What is expected -> Look through the entries below and count the lines with the word "SRMTID" in them; give only the number.

Records provided ->
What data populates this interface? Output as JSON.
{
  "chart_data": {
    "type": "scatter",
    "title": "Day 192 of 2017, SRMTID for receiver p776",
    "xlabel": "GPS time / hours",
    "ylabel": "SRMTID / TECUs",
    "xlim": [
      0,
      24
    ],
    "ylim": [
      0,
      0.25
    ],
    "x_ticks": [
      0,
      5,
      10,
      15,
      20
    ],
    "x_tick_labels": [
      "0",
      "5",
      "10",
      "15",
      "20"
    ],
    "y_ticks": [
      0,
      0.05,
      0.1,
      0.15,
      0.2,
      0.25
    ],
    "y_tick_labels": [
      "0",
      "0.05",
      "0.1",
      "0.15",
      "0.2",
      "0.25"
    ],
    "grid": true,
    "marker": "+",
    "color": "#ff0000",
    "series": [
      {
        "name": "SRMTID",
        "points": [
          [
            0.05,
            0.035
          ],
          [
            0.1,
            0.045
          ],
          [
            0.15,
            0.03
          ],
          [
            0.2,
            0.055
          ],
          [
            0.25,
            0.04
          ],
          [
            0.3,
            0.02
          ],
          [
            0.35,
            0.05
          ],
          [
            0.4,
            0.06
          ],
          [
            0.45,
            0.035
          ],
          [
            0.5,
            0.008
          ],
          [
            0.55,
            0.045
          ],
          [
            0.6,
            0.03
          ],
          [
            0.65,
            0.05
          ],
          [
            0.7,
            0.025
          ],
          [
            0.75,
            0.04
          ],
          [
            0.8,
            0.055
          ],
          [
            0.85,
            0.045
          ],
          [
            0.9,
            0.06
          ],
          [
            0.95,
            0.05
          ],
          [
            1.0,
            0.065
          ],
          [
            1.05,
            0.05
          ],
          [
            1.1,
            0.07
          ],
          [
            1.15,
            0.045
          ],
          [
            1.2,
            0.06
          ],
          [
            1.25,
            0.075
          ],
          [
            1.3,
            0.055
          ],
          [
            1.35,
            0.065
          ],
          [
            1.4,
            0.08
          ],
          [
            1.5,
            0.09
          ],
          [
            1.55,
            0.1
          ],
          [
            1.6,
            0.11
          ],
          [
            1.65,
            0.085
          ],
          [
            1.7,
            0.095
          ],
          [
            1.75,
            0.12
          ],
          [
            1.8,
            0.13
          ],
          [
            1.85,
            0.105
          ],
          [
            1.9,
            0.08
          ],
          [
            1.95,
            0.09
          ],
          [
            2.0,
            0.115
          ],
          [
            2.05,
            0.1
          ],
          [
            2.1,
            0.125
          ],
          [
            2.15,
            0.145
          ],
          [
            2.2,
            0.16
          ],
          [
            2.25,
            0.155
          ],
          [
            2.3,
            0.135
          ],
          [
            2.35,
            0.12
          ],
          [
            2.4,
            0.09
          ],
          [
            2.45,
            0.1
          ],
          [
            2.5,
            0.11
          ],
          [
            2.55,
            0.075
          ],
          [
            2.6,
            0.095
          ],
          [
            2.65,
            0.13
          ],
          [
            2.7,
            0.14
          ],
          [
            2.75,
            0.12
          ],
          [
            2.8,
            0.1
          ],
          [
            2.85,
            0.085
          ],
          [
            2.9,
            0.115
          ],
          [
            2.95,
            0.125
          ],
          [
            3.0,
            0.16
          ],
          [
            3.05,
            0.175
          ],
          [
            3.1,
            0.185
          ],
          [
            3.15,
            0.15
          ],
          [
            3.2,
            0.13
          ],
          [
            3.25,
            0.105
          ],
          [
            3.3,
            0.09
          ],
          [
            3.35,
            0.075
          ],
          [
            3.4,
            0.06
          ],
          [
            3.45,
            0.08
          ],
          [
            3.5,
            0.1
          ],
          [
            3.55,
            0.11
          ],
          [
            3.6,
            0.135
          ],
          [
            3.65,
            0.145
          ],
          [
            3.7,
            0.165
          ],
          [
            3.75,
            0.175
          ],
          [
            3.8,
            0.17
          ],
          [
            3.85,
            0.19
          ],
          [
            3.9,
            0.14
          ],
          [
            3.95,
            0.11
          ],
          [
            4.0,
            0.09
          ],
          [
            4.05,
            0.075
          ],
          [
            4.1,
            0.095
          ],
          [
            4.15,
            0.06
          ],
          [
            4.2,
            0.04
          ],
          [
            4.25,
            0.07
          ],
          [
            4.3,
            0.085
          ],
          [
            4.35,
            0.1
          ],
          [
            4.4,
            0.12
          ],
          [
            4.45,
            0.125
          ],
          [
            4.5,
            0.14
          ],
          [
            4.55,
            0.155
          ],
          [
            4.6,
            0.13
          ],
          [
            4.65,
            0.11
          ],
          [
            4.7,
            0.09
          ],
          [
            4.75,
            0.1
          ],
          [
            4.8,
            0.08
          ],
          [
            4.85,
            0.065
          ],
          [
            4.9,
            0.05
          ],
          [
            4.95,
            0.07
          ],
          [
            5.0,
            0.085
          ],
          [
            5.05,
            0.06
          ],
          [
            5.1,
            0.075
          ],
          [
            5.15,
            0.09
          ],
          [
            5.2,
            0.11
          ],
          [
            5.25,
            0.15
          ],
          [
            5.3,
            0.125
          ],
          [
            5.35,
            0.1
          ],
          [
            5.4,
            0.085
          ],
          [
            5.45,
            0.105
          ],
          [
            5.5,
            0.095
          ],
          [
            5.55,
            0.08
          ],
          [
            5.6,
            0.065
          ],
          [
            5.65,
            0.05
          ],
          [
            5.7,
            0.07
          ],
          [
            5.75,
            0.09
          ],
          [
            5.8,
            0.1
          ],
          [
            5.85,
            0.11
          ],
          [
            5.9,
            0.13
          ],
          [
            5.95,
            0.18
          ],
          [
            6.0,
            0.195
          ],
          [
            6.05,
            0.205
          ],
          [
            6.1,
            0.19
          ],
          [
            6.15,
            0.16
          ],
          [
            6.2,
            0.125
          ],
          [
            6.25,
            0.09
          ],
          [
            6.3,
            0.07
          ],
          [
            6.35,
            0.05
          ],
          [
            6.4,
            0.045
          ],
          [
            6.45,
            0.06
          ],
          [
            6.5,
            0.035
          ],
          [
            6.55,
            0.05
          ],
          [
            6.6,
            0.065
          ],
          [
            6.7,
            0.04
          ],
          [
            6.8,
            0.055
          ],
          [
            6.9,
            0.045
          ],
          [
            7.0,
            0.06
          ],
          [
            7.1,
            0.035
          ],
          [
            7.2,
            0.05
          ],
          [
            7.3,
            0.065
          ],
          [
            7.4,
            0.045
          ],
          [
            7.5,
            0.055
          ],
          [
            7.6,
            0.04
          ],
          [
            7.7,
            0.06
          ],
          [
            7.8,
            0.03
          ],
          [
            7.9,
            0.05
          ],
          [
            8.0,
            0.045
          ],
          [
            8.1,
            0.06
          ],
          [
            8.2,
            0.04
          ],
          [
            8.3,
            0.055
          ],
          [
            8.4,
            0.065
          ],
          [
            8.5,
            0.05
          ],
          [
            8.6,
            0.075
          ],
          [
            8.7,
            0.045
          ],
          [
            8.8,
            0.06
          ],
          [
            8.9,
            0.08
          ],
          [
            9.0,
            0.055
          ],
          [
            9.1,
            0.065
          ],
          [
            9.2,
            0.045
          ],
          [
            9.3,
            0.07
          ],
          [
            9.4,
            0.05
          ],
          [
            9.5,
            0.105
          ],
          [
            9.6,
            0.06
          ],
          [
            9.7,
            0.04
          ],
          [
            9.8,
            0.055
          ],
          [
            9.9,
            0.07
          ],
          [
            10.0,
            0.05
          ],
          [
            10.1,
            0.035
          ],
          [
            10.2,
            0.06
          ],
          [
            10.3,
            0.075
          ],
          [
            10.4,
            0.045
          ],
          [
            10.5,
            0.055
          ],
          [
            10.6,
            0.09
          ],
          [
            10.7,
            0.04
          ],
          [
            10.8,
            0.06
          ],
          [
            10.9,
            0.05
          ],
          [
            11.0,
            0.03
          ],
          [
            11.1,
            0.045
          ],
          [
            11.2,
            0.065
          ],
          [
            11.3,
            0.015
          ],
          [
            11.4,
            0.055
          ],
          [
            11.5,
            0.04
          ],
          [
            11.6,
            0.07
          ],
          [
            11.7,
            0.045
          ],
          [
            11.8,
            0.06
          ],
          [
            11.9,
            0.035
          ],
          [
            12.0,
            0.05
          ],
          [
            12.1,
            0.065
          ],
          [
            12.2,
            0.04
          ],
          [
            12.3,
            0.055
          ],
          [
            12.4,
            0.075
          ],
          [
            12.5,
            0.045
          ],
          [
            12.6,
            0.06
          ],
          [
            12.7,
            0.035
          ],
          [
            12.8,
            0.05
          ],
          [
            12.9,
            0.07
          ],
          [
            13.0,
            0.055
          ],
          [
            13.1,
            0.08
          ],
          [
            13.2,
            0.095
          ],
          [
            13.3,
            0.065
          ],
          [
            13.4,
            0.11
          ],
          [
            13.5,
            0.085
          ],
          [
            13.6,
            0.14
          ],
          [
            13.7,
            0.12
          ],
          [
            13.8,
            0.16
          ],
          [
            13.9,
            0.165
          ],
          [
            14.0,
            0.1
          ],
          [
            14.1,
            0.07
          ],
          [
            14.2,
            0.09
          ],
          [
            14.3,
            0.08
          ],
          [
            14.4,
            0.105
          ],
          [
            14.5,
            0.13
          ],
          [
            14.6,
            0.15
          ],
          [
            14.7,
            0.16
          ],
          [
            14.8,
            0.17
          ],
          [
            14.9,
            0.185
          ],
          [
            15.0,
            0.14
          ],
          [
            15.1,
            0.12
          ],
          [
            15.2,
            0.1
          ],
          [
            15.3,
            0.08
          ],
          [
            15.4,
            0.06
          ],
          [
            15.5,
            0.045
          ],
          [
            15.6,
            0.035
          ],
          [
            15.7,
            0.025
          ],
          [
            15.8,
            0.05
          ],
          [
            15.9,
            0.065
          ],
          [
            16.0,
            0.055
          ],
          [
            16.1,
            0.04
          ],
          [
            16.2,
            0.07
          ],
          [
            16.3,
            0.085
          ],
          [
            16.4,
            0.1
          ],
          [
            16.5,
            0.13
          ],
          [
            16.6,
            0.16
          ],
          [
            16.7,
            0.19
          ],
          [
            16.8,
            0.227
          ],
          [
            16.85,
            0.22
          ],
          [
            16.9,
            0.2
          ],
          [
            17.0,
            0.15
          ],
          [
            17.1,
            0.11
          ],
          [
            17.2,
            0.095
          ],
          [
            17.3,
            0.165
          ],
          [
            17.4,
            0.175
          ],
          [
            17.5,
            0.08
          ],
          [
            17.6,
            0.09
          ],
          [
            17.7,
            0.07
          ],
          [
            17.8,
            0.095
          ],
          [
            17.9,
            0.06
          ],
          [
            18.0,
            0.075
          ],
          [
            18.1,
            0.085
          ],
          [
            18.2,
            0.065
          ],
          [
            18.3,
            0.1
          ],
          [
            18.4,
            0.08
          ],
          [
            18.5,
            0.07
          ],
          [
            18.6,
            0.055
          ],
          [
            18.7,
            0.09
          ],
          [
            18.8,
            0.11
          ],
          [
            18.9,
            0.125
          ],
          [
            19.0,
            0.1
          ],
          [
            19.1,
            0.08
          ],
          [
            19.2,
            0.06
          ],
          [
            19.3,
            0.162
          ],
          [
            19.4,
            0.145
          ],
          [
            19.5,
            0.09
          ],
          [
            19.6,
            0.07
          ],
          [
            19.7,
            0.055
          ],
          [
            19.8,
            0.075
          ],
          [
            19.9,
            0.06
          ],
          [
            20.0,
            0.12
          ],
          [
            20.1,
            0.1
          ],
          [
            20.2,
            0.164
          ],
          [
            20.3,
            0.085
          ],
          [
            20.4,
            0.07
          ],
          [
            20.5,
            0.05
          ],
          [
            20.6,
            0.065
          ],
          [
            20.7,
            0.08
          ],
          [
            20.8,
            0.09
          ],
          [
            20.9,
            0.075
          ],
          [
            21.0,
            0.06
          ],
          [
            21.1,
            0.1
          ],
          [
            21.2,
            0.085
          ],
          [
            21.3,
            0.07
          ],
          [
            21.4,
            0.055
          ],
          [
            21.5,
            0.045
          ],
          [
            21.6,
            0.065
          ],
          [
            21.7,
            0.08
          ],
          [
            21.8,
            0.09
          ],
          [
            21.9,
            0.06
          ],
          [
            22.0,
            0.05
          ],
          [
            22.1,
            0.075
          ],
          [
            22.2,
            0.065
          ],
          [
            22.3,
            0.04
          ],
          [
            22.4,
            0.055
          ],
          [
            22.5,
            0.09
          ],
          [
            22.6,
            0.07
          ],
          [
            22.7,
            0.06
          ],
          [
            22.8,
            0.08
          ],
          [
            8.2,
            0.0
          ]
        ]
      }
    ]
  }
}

Reply to the task -> 3